- **EXERCISE DATA**
----
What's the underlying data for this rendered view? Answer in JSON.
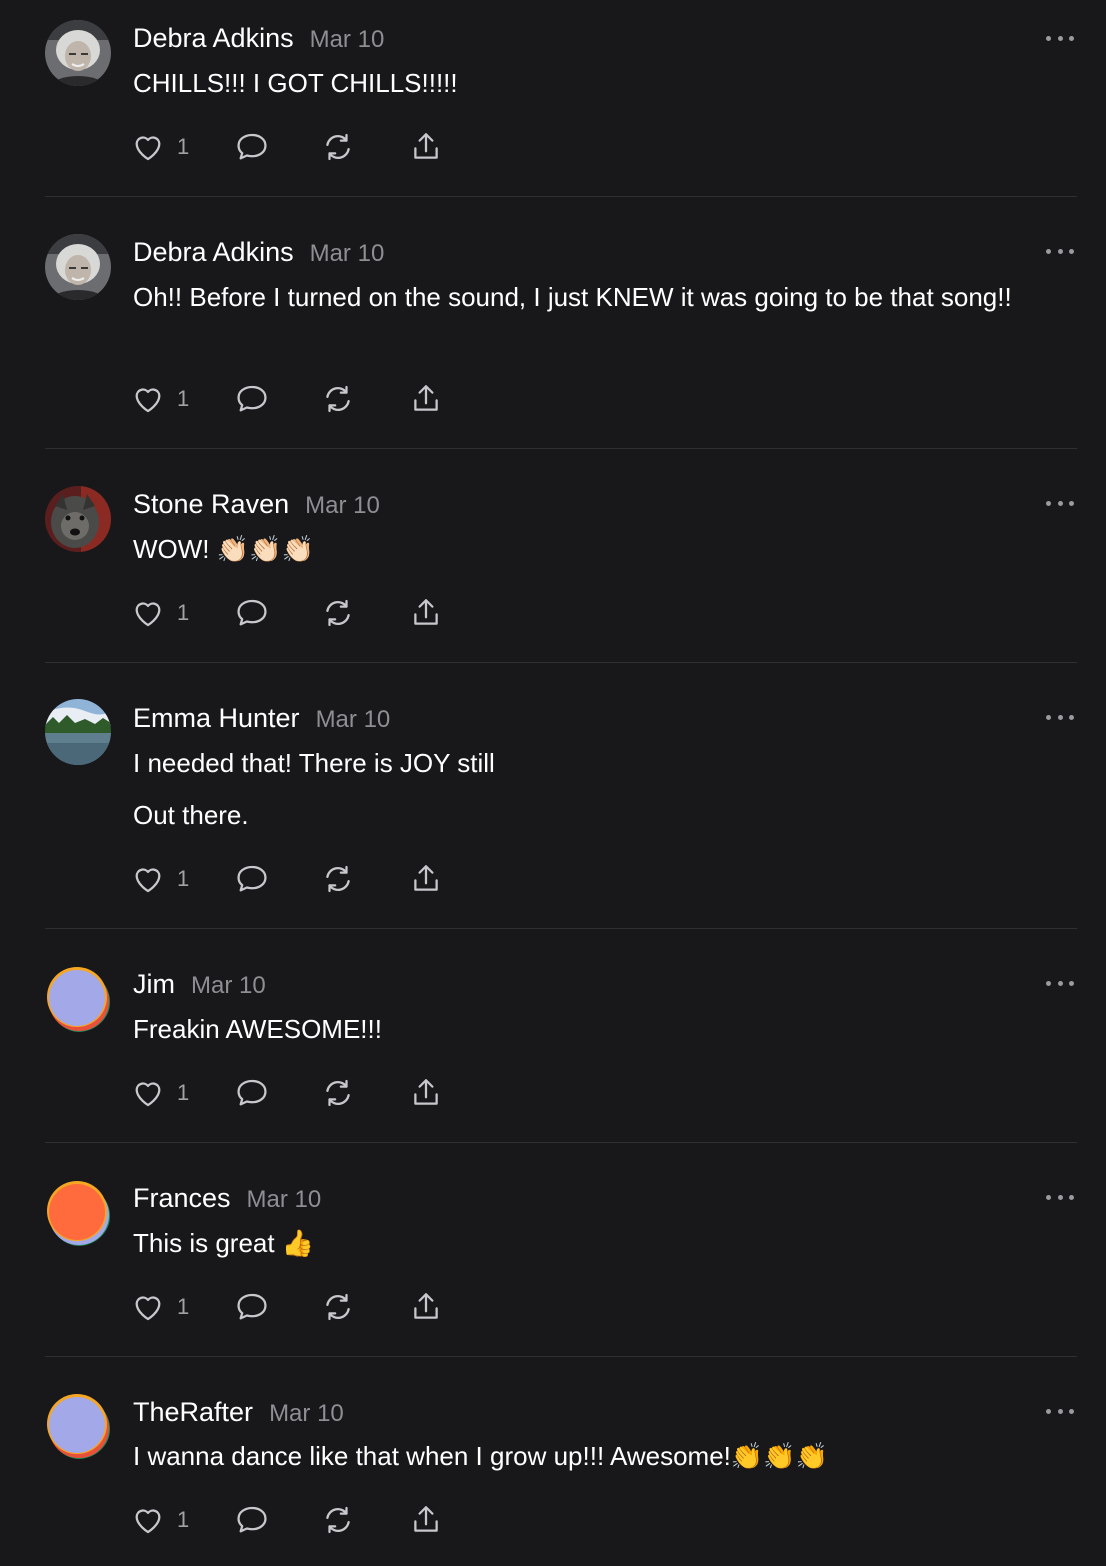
{
  "comments": [
    {
      "author": "Debra Adkins",
      "date": "Mar 10",
      "paragraphs": [
        "CHILLS!!! I GOT CHILLS!!!!!"
      ],
      "likes": "1",
      "avatar": "photo-woman"
    },
    {
      "author": "Debra Adkins",
      "date": "Mar 10",
      "paragraphs": [
        "Oh!! Before I turned on the sound, I just KNEW it was going to be that song!!"
      ],
      "likes": "1",
      "avatar": "photo-woman"
    },
    {
      "author": "Stone Raven",
      "date": "Mar 10",
      "paragraphs": [
        "WOW! 👏🏻👏🏻👏🏻"
      ],
      "likes": "1",
      "avatar": "photo-dog"
    },
    {
      "author": "Emma Hunter",
      "date": "Mar 10",
      "paragraphs": [
        "I needed that! There is JOY still",
        "Out there."
      ],
      "likes": "1",
      "avatar": "photo-lake"
    },
    {
      "author": "Jim",
      "date": "Mar 10",
      "paragraphs": [
        "Freakin AWESOME!!!"
      ],
      "likes": "1",
      "avatar": "generic-lavender",
      "avatar_colors": [
        "#a3a8e8",
        "#f5a623",
        "#1f8a5a",
        "#e8503a"
      ]
    },
    {
      "author": "Frances",
      "date": "Mar 10",
      "paragraphs": [
        "This is great 👍"
      ],
      "likes": "1",
      "avatar": "generic-orange",
      "avatar_colors": [
        "#ff6b3d",
        "#f5a623",
        "#1f8a5a",
        "#a3a8e8"
      ]
    },
    {
      "author": "TheRafter",
      "date": "Mar 10",
      "paragraphs": [
        "I wanna dance like that when I grow up!!! Awesome!👏👏👏"
      ],
      "likes": "1",
      "avatar": "generic-lavender",
      "avatar_colors": [
        "#a3a8e8",
        "#f5a623",
        "#1f8a5a",
        "#e8503a"
      ]
    }
  ],
  "icons": {
    "like": "heart-icon",
    "reply": "speech-bubble-icon",
    "restack": "restack-icon",
    "share": "share-icon",
    "more": "more-options-icon"
  },
  "colors": {
    "background": "#18181b",
    "text": "#ffffff",
    "muted": "#8e8e93",
    "divider": "#2e2e33"
  }
}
----
- **WHAT TO DO**
Reproduce every record above exactly, omitting the pictures.

- **THE OUTPUT**
What's the underlying data for this rendered view? Answer in JSON.
{
  "comments": [
    {
      "author": "Debra Adkins",
      "date": "Mar 10",
      "paragraphs": [
        "CHILLS!!! I GOT CHILLS!!!!!"
      ],
      "likes": "1",
      "avatar": "photo-woman"
    },
    {
      "author": "Debra Adkins",
      "date": "Mar 10",
      "paragraphs": [
        "Oh!! Before I turned on the sound, I just KNEW it was going to be that song!!"
      ],
      "likes": "1",
      "avatar": "photo-woman"
    },
    {
      "author": "Stone Raven",
      "date": "Mar 10",
      "paragraphs": [
        "WOW! 👏🏻👏🏻👏🏻"
      ],
      "likes": "1",
      "avatar": "photo-dog"
    },
    {
      "author": "Emma Hunter",
      "date": "Mar 10",
      "paragraphs": [
        "I needed that! There is JOY still",
        "Out there."
      ],
      "likes": "1",
      "avatar": "photo-lake"
    },
    {
      "author": "Jim",
      "date": "Mar 10",
      "paragraphs": [
        "Freakin AWESOME!!!"
      ],
      "likes": "1",
      "avatar": "generic-lavender",
      "avatar_colors": [
        "#a3a8e8",
        "#f5a623",
        "#1f8a5a",
        "#e8503a"
      ]
    },
    {
      "author": "Frances",
      "date": "Mar 10",
      "paragraphs": [
        "This is great 👍"
      ],
      "likes": "1",
      "avatar": "generic-orange",
      "avatar_colors": [
        "#ff6b3d",
        "#f5a623",
        "#1f8a5a",
        "#a3a8e8"
      ]
    },
    {
      "author": "TheRafter",
      "date": "Mar 10",
      "paragraphs": [
        "I wanna dance like that when I grow up!!! Awesome!👏👏👏"
      ],
      "likes": "1",
      "avatar": "generic-lavender",
      "avatar_colors": [
        "#a3a8e8",
        "#f5a623",
        "#1f8a5a",
        "#e8503a"
      ]
    }
  ],
  "icons": {
    "like": "heart-icon",
    "reply": "speech-bubble-icon",
    "restack": "restack-icon",
    "share": "share-icon",
    "more": "more-options-icon"
  },
  "colors": {
    "background": "#18181b",
    "text": "#ffffff",
    "muted": "#8e8e93",
    "divider": "#2e2e33"
  }
}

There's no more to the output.